Data entries →
□ □ □ □

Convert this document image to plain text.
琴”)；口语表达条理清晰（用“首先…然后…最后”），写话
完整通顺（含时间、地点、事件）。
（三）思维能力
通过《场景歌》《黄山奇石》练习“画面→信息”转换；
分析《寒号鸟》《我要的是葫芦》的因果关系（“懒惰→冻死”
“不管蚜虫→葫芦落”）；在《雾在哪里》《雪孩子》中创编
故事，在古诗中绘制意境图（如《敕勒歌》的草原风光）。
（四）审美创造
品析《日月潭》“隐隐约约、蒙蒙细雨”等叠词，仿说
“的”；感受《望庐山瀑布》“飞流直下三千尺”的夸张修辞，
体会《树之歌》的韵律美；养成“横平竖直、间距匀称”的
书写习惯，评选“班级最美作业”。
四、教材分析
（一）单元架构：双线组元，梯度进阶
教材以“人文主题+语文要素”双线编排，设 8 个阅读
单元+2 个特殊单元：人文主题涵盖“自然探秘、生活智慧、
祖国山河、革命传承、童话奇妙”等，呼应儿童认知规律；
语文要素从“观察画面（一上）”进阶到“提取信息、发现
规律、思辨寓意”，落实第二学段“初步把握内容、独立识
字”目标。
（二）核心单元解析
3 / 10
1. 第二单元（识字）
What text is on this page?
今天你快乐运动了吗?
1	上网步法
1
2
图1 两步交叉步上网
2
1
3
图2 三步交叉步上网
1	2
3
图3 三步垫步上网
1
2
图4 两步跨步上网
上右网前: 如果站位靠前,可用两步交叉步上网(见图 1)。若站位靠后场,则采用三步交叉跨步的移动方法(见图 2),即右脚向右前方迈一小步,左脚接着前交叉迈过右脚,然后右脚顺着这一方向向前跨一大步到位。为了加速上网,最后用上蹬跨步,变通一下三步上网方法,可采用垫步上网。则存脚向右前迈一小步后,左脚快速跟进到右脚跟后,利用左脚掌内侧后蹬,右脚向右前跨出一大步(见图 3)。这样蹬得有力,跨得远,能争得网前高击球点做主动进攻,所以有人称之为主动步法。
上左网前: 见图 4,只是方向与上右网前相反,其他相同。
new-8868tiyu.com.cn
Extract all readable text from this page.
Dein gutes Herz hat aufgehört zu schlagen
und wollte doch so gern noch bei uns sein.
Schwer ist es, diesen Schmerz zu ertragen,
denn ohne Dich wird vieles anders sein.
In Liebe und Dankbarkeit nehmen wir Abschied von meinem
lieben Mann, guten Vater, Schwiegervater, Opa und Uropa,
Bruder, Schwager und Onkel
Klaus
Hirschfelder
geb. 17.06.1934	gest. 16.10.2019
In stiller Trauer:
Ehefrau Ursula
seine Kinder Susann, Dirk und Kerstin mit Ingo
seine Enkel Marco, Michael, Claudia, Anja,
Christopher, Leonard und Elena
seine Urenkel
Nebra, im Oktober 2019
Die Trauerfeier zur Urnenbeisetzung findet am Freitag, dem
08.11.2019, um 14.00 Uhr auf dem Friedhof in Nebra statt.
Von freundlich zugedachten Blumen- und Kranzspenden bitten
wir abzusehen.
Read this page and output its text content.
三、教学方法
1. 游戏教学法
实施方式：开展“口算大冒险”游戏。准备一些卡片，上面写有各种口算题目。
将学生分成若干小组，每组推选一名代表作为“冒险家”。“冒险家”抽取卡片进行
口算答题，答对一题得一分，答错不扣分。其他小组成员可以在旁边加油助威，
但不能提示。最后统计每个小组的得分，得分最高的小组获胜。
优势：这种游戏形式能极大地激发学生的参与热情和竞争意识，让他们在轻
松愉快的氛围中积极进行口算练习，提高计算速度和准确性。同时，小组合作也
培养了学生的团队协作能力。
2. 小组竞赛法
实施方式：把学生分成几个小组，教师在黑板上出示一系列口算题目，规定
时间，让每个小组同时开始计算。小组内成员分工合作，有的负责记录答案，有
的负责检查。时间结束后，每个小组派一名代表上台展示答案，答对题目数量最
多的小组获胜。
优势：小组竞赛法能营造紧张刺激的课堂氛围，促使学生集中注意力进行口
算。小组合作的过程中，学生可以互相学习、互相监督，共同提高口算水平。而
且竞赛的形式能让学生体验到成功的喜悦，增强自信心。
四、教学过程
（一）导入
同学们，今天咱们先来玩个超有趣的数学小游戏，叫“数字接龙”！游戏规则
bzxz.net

□ □ □ □

Task goal →
Pull out all lines in the data above that include "seine".

Answer in full →
seine Kinder Susann, Dirk und Kerstin mit Ingo
seine Enkel Marco, Michael, Claudia, Anja,
seine Urenkel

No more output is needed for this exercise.